| What is being asked |
Pull out every line below that holds the word "проектной".

Data records
+++
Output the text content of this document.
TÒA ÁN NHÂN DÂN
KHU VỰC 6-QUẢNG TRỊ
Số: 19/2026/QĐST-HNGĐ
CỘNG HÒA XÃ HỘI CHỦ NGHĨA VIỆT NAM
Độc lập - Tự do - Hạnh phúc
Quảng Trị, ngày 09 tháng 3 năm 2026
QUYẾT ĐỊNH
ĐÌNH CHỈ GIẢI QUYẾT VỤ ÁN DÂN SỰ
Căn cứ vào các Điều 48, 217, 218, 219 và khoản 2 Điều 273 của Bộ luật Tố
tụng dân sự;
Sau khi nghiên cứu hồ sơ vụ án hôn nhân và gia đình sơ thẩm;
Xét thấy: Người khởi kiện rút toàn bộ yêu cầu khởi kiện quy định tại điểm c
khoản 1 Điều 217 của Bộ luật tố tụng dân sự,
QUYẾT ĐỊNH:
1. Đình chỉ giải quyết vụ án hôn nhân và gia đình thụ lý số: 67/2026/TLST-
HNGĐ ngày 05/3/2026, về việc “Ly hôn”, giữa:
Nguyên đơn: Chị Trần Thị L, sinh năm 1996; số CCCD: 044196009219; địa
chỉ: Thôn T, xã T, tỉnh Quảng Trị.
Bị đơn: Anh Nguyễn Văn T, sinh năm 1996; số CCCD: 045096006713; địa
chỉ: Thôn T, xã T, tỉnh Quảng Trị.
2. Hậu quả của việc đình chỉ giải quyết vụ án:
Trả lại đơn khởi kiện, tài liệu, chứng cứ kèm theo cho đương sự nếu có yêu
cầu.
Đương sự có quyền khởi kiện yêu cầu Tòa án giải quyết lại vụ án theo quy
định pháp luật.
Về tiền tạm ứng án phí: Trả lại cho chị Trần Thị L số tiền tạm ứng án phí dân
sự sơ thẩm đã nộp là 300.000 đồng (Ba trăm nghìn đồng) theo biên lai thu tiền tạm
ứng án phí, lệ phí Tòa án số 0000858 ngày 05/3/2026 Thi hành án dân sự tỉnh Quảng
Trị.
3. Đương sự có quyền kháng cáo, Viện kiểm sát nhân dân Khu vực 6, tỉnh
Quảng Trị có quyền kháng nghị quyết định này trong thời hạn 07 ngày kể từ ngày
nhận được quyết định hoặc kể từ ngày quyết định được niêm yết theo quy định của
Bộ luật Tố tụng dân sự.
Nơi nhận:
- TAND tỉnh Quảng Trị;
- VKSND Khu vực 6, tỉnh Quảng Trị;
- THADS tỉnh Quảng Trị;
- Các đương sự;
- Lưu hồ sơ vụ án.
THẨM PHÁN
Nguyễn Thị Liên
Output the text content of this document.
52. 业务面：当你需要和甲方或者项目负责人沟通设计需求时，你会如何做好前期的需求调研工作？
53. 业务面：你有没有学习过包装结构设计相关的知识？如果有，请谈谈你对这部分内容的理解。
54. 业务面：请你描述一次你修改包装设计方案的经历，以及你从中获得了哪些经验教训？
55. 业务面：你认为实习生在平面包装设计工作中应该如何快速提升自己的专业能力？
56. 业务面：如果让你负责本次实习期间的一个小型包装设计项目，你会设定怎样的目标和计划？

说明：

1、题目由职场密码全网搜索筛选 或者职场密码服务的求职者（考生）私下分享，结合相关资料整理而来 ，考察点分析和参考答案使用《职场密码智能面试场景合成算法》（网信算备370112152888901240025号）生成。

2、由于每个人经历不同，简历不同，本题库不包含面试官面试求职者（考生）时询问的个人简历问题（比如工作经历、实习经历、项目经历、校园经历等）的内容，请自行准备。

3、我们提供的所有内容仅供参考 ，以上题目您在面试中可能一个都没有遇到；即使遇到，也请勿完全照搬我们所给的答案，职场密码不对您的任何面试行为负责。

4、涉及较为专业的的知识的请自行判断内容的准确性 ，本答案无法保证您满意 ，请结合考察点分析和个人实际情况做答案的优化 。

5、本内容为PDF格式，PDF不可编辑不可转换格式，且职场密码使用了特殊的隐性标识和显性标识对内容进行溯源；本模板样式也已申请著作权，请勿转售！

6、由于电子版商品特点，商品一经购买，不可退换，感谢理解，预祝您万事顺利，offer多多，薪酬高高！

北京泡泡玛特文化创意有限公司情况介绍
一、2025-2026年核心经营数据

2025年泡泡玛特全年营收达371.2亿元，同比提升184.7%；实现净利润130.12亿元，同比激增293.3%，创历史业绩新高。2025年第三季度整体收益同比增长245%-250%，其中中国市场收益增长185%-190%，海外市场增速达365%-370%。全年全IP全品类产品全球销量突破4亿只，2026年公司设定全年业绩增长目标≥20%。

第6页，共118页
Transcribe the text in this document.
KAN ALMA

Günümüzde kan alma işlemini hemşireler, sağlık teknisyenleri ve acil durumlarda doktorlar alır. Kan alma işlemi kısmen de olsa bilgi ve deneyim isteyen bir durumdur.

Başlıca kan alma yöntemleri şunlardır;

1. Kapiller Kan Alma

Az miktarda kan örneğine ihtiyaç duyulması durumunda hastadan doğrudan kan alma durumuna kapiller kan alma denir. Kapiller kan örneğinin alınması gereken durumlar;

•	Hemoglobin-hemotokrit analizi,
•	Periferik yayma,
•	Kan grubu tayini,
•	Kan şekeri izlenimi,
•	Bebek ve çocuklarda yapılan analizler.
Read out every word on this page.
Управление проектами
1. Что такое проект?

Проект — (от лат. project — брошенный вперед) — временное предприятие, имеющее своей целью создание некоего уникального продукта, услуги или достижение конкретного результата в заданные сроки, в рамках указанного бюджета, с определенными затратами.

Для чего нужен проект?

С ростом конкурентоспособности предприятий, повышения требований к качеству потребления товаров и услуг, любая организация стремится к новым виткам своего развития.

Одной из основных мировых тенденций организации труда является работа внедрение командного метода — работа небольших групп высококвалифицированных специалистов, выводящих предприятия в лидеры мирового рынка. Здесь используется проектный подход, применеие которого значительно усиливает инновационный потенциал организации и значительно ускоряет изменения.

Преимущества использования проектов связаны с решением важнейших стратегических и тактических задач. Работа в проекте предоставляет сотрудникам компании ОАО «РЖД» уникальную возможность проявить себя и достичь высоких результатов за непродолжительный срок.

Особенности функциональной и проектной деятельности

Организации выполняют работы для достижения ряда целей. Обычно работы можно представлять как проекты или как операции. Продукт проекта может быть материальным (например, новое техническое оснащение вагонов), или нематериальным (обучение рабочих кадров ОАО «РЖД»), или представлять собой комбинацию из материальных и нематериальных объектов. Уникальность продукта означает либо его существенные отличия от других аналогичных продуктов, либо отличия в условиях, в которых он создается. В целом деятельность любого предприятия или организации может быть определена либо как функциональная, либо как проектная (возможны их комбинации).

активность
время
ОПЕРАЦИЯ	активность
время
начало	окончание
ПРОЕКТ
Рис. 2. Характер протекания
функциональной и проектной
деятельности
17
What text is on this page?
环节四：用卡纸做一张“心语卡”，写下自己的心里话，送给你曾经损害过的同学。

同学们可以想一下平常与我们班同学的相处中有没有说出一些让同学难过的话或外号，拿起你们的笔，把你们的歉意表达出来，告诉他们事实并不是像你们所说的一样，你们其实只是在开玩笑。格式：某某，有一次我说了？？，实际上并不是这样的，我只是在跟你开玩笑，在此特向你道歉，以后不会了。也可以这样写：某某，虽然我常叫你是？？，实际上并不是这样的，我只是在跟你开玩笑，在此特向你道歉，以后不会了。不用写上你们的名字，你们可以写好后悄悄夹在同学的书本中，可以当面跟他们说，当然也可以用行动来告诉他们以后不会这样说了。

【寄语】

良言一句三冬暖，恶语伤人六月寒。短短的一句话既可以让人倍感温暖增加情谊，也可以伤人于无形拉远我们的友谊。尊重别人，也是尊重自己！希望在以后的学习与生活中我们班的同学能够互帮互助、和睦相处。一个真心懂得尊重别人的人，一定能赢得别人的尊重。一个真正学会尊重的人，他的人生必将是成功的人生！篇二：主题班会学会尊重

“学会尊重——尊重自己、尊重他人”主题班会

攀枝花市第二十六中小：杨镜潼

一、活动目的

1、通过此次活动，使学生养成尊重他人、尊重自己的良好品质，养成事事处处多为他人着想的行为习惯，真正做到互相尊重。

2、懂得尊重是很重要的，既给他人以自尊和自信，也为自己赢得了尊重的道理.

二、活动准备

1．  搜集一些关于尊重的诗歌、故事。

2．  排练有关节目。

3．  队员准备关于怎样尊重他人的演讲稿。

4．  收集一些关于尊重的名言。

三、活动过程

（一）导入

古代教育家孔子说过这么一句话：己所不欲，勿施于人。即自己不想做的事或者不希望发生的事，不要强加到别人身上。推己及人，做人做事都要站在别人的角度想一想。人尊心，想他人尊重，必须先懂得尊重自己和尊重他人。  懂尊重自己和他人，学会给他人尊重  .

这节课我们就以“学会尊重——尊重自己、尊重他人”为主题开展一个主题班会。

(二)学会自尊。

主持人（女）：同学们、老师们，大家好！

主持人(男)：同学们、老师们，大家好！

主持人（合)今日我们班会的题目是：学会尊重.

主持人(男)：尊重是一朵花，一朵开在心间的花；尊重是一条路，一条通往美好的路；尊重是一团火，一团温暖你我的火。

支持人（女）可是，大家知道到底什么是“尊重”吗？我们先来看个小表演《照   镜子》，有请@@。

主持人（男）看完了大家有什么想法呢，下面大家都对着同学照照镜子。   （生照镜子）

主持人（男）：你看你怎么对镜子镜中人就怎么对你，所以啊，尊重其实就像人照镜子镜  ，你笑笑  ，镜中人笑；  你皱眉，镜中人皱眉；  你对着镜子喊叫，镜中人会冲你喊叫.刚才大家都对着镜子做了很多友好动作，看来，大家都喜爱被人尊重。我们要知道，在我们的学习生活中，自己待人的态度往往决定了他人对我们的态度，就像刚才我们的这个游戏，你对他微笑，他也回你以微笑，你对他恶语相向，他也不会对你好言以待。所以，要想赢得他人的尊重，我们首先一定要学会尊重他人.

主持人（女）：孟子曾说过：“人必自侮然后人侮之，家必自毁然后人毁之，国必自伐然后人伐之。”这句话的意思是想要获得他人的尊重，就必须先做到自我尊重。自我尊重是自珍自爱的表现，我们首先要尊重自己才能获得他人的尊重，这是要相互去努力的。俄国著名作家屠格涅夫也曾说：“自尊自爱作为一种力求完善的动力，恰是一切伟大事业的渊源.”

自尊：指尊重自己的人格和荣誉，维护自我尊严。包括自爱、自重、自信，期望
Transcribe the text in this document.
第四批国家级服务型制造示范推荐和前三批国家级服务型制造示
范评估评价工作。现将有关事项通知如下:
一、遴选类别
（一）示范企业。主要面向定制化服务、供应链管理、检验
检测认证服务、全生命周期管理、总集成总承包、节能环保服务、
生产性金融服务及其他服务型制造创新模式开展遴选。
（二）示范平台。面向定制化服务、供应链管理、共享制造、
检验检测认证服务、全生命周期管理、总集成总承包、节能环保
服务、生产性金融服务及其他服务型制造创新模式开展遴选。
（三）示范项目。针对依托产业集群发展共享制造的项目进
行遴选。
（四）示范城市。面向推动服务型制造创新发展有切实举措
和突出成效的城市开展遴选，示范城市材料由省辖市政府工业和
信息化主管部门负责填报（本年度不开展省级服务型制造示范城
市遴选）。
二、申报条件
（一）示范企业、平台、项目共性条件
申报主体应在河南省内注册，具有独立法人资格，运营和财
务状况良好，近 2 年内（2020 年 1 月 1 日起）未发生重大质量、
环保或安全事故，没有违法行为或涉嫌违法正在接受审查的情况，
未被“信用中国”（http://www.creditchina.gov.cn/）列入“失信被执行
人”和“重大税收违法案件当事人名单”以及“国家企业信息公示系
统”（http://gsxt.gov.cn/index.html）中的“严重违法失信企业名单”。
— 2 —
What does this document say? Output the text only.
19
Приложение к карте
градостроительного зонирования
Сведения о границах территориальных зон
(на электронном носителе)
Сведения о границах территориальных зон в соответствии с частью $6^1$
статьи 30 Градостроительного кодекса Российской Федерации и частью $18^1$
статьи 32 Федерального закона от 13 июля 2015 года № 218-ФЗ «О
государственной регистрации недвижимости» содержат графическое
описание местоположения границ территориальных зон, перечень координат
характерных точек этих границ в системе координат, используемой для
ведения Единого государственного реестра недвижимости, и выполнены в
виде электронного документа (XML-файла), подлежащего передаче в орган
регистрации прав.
+++
| Solution for this problem |
Особенности функциональной и проектной деятельности
функциональной и проектной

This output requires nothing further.